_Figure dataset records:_
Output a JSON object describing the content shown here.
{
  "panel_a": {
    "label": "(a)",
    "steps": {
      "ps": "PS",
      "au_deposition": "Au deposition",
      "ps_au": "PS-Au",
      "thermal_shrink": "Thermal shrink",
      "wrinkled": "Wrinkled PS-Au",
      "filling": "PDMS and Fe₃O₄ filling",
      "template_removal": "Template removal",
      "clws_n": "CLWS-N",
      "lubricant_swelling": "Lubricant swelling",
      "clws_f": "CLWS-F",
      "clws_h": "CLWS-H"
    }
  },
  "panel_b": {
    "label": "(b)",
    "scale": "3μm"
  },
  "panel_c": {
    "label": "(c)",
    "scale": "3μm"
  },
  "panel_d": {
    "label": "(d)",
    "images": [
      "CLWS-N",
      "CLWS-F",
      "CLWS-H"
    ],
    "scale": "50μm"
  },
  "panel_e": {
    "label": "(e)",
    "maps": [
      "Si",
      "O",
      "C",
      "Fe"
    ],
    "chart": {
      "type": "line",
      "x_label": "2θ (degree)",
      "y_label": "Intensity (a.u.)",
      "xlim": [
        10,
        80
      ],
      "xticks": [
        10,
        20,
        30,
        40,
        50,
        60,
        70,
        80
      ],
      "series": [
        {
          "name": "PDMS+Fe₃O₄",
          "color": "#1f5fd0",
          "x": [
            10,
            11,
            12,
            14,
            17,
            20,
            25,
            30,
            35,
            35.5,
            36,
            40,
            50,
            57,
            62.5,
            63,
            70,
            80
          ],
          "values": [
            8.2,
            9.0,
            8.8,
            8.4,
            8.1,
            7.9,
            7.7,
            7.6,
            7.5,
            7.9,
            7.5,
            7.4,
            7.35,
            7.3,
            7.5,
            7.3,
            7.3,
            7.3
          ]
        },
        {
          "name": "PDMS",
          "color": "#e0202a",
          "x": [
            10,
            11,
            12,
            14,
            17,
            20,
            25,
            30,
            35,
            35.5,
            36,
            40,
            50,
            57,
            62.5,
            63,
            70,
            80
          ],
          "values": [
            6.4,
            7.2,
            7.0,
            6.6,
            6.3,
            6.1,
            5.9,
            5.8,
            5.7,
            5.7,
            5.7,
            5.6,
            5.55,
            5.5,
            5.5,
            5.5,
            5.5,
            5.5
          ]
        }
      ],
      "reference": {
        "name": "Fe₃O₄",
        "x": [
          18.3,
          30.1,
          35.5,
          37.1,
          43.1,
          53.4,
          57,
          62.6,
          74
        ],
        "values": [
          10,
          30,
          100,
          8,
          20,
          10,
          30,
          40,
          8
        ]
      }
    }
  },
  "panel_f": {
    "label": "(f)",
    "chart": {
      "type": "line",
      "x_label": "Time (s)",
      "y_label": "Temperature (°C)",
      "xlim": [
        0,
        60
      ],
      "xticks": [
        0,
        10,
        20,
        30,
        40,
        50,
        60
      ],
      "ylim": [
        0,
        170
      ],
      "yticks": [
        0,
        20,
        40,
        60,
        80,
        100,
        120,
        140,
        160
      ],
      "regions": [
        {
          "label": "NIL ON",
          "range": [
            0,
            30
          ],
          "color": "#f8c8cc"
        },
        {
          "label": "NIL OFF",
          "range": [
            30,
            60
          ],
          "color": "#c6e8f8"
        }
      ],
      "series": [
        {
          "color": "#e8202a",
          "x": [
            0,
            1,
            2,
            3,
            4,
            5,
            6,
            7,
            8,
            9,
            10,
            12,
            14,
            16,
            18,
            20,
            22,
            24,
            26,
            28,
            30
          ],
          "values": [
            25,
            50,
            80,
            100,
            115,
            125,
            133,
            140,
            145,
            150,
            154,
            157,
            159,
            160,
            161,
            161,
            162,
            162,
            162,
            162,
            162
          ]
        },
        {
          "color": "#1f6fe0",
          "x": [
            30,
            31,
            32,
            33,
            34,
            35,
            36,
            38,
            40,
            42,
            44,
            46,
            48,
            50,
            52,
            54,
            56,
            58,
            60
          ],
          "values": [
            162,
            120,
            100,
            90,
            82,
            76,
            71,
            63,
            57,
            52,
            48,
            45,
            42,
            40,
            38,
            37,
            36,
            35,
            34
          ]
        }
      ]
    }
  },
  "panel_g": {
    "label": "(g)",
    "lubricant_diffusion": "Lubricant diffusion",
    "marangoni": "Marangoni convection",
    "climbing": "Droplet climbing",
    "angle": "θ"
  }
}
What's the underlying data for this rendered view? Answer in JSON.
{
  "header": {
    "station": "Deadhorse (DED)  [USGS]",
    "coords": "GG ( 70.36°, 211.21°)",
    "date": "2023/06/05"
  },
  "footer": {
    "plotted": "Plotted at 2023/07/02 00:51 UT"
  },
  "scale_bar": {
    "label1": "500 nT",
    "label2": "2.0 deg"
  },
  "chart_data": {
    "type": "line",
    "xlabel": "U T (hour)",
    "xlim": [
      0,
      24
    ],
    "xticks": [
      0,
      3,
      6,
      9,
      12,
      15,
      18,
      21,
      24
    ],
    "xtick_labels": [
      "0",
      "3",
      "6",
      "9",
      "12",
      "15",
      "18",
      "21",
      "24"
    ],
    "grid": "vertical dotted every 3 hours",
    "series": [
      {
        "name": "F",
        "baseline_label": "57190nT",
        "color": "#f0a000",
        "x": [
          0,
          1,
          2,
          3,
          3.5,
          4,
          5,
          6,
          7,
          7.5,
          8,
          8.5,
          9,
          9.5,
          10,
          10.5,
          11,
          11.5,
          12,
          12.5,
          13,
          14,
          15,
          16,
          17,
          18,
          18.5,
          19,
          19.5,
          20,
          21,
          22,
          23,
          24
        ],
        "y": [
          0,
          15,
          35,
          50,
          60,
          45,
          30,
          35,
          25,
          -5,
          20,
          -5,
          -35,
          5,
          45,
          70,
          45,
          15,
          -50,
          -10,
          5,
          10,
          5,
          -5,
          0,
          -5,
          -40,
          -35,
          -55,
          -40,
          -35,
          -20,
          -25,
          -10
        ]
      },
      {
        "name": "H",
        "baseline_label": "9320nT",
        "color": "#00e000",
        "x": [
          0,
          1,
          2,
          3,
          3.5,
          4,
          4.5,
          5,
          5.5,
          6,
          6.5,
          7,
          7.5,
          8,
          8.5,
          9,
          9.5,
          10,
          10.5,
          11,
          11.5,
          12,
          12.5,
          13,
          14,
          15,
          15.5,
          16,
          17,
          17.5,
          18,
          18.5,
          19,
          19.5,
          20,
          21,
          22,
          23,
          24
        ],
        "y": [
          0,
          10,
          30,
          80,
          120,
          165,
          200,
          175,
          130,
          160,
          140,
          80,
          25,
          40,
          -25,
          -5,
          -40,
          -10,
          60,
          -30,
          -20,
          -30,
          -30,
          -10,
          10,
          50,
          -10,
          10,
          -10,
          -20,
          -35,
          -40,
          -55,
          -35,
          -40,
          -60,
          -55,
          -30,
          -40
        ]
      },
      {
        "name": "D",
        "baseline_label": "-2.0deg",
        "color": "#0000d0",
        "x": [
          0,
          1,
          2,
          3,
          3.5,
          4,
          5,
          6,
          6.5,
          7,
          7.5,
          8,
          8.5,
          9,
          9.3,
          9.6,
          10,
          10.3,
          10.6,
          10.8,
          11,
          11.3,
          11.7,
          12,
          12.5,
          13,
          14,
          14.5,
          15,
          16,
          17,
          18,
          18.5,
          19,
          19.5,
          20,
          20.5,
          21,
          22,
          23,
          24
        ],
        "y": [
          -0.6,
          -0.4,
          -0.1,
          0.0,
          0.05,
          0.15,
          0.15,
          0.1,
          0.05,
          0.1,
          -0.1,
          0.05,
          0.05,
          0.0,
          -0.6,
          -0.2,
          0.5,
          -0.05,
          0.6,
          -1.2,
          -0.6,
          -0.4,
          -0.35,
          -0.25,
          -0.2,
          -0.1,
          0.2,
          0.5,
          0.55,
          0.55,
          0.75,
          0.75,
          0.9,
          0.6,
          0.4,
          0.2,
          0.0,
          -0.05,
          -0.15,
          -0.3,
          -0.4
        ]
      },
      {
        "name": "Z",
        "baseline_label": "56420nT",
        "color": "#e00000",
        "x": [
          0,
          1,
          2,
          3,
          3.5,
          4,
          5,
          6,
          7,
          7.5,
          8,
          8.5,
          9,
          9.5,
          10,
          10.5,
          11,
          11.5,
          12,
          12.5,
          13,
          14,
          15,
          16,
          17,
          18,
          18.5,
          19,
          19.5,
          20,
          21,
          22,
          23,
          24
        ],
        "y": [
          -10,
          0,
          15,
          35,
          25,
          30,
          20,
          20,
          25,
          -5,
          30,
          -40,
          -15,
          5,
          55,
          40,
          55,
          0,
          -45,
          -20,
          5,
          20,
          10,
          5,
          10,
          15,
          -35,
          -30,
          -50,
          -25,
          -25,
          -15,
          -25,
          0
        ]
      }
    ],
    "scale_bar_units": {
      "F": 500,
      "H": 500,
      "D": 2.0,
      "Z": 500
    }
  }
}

_What you should do:_
Using the listing, collect all lines in which the string "Fe₃O₄" is found.

_Written reply:_
      "filling": "PDMS and Fe₃O₄ filling",
          "name": "PDMS+Fe₃O₄",
        "name": "Fe₃O₄",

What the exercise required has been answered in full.